___ Dataset content
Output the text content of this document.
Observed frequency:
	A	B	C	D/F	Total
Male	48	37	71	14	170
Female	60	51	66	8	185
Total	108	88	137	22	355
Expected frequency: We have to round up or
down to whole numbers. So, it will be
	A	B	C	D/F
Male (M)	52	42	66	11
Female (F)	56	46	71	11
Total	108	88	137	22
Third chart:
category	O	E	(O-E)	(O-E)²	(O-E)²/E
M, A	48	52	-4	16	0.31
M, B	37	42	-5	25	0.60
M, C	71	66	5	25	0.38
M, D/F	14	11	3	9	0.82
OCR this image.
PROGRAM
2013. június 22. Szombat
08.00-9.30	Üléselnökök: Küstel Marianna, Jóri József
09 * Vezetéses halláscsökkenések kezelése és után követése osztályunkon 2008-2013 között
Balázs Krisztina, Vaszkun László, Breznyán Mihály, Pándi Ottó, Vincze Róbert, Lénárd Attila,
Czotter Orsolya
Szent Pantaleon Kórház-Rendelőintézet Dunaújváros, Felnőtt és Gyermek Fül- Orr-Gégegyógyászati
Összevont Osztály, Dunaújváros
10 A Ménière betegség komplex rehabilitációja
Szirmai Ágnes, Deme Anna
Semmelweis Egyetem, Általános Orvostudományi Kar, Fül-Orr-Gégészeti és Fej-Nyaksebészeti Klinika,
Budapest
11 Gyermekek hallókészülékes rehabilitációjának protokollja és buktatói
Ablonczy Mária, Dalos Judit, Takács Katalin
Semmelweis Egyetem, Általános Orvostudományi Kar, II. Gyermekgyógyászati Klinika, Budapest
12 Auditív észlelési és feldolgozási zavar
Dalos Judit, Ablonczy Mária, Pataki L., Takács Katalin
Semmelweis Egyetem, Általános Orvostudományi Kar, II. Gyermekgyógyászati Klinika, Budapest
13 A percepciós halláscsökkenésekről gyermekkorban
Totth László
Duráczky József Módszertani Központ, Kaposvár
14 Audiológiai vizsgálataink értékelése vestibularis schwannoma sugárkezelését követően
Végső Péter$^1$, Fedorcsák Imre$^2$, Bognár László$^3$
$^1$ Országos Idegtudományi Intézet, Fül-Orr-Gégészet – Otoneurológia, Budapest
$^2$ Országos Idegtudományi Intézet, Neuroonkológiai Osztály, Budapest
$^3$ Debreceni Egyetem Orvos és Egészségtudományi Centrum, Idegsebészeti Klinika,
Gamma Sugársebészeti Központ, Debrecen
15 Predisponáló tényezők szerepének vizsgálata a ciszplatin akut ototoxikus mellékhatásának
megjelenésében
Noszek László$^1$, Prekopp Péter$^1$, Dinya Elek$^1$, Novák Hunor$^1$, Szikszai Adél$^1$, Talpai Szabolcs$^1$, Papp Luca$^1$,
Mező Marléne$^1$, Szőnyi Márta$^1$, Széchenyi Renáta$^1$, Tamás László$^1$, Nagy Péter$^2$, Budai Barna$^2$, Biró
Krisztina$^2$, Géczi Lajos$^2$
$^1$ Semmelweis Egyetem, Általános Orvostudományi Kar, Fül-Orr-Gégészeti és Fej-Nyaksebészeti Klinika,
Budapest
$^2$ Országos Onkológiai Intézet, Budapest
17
______
» What the task asks
Extract the complete set of records unchanged.

» Exercise solution
Output the text content of this document.
Observed frequency:
	A	B	C	D/F	Total
Male	48	37	71	14	170
Female	60	51	66	8	185
Total	108	88	137	22	355
Expected frequency: We have to round up or
down to whole numbers. So, it will be
	A	B	C	D/F
Male (M)	52	42	66	11
Female (F)	56	46	71	11
Total	108	88	137	22
Third chart:
category	O	E	(O-E)	(O-E)²	(O-E)²/E
M, A	48	52	-4	16	0.31
M, B	37	42	-5	25	0.60
M, C	71	66	5	25	0.38
M, D/F	14	11	3	9	0.82
OCR this image.
PROGRAM
2013. június 22. Szombat
08.00-9.30	Üléselnökök: Küstel Marianna, Jóri József
09 * Vezetéses halláscsökkenések kezelése és után követése osztályunkon 2008-2013 között
Balázs Krisztina, Vaszkun László, Breznyán Mihály, Pándi Ottó, Vincze Róbert, Lénárd Attila,
Czotter Orsolya
Szent Pantaleon Kórház-Rendelőintézet Dunaújváros, Felnőtt és Gyermek Fül- Orr-Gégegyógyászati
Összevont Osztály, Dunaújváros
10 A Ménière betegség komplex rehabilitációja
Szirmai Ágnes, Deme Anna
Semmelweis Egyetem, Általános Orvostudományi Kar, Fül-Orr-Gégészeti és Fej-Nyaksebészeti Klinika,
Budapest
11 Gyermekek hallókészülékes rehabilitációjának protokollja és buktatói
Ablonczy Mária, Dalos Judit, Takács Katalin
Semmelweis Egyetem, Általános Orvostudományi Kar, II. Gyermekgyógyászati Klinika, Budapest
12 Auditív észlelési és feldolgozási zavar
Dalos Judit, Ablonczy Mária, Pataki L., Takács Katalin
Semmelweis Egyetem, Általános Orvostudományi Kar, II. Gyermekgyógyászati Klinika, Budapest
13 A percepciós halláscsökkenésekről gyermekkorban
Totth László
Duráczky József Módszertani Központ, Kaposvár
14 Audiológiai vizsgálataink értékelése vestibularis schwannoma sugárkezelését követően
Végső Péter$^1$, Fedorcsák Imre$^2$, Bognár László$^3$
$^1$ Országos Idegtudományi Intézet, Fül-Orr-Gégészet – Otoneurológia, Budapest
$^2$ Országos Idegtudományi Intézet, Neuroonkológiai Osztály, Budapest
$^3$ Debreceni Egyetem Orvos és Egészségtudományi Centrum, Idegsebészeti Klinika,
Gamma Sugársebészeti Központ, Debrecen
15 Predisponáló tényezők szerepének vizsgálata a ciszplatin akut ototoxikus mellékhatásának
megjelenésében
Noszek László$^1$, Prekopp Péter$^1$, Dinya Elek$^1$, Novák Hunor$^1$, Szikszai Adél$^1$, Talpai Szabolcs$^1$, Papp Luca$^1$,
Mező Marléne$^1$, Szőnyi Márta$^1$, Széchenyi Renáta$^1$, Tamás László$^1$, Nagy Péter$^2$, Budai Barna$^2$, Biró
Krisztina$^2$, Géczi Lajos$^2$
$^1$ Semmelweis Egyetem, Általános Orvostudományi Kar, Fül-Orr-Gégészeti és Fej-Nyaksebészeti Klinika,
Budapest
$^2$ Országos Onkológiai Intézet, Budapest
17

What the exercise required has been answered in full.